*Part of a data file*:
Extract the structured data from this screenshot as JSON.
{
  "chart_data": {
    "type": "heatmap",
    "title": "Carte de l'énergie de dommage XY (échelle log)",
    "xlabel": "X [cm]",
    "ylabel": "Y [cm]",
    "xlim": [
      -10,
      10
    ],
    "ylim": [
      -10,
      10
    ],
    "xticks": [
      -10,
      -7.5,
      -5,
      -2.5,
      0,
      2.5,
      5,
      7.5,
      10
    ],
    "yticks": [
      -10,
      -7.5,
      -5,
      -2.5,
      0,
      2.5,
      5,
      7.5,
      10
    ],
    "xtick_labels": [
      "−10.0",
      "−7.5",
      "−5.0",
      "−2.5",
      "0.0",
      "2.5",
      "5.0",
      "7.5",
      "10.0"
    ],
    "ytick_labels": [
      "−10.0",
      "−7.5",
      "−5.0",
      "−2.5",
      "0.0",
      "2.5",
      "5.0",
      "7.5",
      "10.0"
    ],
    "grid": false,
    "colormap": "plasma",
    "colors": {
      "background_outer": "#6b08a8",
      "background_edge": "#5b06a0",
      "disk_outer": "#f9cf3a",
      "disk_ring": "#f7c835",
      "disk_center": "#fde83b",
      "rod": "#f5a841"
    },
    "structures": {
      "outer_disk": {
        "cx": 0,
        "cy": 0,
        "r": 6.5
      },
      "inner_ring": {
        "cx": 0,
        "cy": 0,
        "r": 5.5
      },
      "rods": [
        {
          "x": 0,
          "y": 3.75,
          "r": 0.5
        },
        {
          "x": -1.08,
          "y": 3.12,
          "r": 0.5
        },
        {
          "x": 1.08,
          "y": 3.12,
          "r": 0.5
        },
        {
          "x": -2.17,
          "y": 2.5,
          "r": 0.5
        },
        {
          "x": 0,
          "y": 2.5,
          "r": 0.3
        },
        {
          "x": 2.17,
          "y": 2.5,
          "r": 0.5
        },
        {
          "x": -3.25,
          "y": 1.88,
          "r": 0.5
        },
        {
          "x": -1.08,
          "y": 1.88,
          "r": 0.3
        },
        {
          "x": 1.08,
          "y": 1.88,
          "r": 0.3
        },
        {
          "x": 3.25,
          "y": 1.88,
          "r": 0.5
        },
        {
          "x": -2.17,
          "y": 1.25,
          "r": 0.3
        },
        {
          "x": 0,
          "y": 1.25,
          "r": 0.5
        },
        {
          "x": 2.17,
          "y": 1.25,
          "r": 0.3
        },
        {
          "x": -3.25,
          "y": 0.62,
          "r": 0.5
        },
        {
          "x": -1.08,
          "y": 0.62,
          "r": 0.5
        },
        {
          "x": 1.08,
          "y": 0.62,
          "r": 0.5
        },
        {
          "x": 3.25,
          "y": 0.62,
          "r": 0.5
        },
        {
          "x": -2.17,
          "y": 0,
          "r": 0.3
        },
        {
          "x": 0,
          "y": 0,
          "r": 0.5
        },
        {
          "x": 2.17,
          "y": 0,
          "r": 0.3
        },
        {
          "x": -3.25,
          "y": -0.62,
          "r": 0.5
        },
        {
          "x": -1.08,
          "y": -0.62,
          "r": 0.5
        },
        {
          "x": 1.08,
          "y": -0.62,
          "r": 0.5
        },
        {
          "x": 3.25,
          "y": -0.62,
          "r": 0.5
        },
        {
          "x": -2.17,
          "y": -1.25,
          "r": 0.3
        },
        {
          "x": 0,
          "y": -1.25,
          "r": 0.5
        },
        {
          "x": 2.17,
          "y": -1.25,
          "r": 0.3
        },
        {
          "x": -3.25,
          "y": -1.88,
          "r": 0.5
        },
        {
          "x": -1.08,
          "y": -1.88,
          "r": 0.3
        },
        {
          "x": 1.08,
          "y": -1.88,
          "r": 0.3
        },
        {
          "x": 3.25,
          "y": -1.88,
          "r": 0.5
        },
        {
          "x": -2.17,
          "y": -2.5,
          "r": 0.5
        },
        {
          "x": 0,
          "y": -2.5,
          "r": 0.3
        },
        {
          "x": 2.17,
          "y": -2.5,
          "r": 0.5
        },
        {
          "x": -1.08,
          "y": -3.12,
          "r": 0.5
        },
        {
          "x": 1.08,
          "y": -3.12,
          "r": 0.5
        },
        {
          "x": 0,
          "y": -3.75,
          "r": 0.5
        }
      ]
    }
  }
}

*TO BE DONE*: Repeat the preceding lines exactly, please, every one of them.

*SOLUTION BELOW*:
Extract the structured data from this screenshot as JSON.
{
  "chart_data": {
    "type": "heatmap",
    "title": "Carte de l'énergie de dommage XY (échelle log)",
    "xlabel": "X [cm]",
    "ylabel": "Y [cm]",
    "xlim": [
      -10,
      10
    ],
    "ylim": [
      -10,
      10
    ],
    "xticks": [
      -10,
      -7.5,
      -5,
      -2.5,
      0,
      2.5,
      5,
      7.5,
      10
    ],
    "yticks": [
      -10,
      -7.5,
      -5,
      -2.5,
      0,
      2.5,
      5,
      7.5,
      10
    ],
    "xtick_labels": [
      "−10.0",
      "−7.5",
      "−5.0",
      "−2.5",
      "0.0",
      "2.5",
      "5.0",
      "7.5",
      "10.0"
    ],
    "ytick_labels": [
      "−10.0",
      "−7.5",
      "−5.0",
      "−2.5",
      "0.0",
      "2.5",
      "5.0",
      "7.5",
      "10.0"
    ],
    "grid": false,
    "colormap": "plasma",
    "colors": {
      "background_outer": "#6b08a8",
      "background_edge": "#5b06a0",
      "disk_outer": "#f9cf3a",
      "disk_ring": "#f7c835",
      "disk_center": "#fde83b",
      "rod": "#f5a841"
    },
    "structures": {
      "outer_disk": {
        "cx": 0,
        "cy": 0,
        "r": 6.5
      },
      "inner_ring": {
        "cx": 0,
        "cy": 0,
        "r": 5.5
      },
      "rods": [
        {
          "x": 0,
          "y": 3.75,
          "r": 0.5
        },
        {
          "x": -1.08,
          "y": 3.12,
          "r": 0.5
        },
        {
          "x": 1.08,
          "y": 3.12,
          "r": 0.5
        },
        {
          "x": -2.17,
          "y": 2.5,
          "r": 0.5
        },
        {
          "x": 0,
          "y": 2.5,
          "r": 0.3
        },
        {
          "x": 2.17,
          "y": 2.5,
          "r": 0.5
        },
        {
          "x": -3.25,
          "y": 1.88,
          "r": 0.5
        },
        {
          "x": -1.08,
          "y": 1.88,
          "r": 0.3
        },
        {
          "x": 1.08,
          "y": 1.88,
          "r": 0.3
        },
        {
          "x": 3.25,
          "y": 1.88,
          "r": 0.5
        },
        {
          "x": -2.17,
          "y": 1.25,
          "r": 0.3
        },
        {
          "x": 0,
          "y": 1.25,
          "r": 0.5
        },
        {
          "x": 2.17,
          "y": 1.25,
          "r": 0.3
        },
        {
          "x": -3.25,
          "y": 0.62,
          "r": 0.5
        },
        {
          "x": -1.08,
          "y": 0.62,
          "r": 0.5
        },
        {
          "x": 1.08,
          "y": 0.62,
          "r": 0.5
        },
        {
          "x": 3.25,
          "y": 0.62,
          "r": 0.5
        },
        {
          "x": -2.17,
          "y": 0,
          "r": 0.3
        },
        {
          "x": 0,
          "y": 0,
          "r": 0.5
        },
        {
          "x": 2.17,
          "y": 0,
          "r": 0.3
        },
        {
          "x": -3.25,
          "y": -0.62,
          "r": 0.5
        },
        {
          "x": -1.08,
          "y": -0.62,
          "r": 0.5
        },
        {
          "x": 1.08,
          "y": -0.62,
          "r": 0.5
        },
        {
          "x": 3.25,
          "y": -0.62,
          "r": 0.5
        },
        {
          "x": -2.17,
          "y": -1.25,
          "r": 0.3
        },
        {
          "x": 0,
          "y": -1.25,
          "r": 0.5
        },
        {
          "x": 2.17,
          "y": -1.25,
          "r": 0.3
        },
        {
          "x": -3.25,
          "y": -1.88,
          "r": 0.5
        },
        {
          "x": -1.08,
          "y": -1.88,
          "r": 0.3
        },
        {
          "x": 1.08,
          "y": -1.88,
          "r": 0.3
        },
        {
          "x": 3.25,
          "y": -1.88,
          "r": 0.5
        },
        {
          "x": -2.17,
          "y": -2.5,
          "r": 0.5
        },
        {
          "x": 0,
          "y": -2.5,
          "r": 0.3
        },
        {
          "x": 2.17,
          "y": -2.5,
          "r": 0.5
        },
        {
          "x": -1.08,
          "y": -3.12,
          "r": 0.5
        },
        {
          "x": 1.08,
          "y": -3.12,
          "r": 0.5
        },
        {
          "x": 0,
          "y": -3.75,
          "r": 0.5
        }
      ]
    }
  }
}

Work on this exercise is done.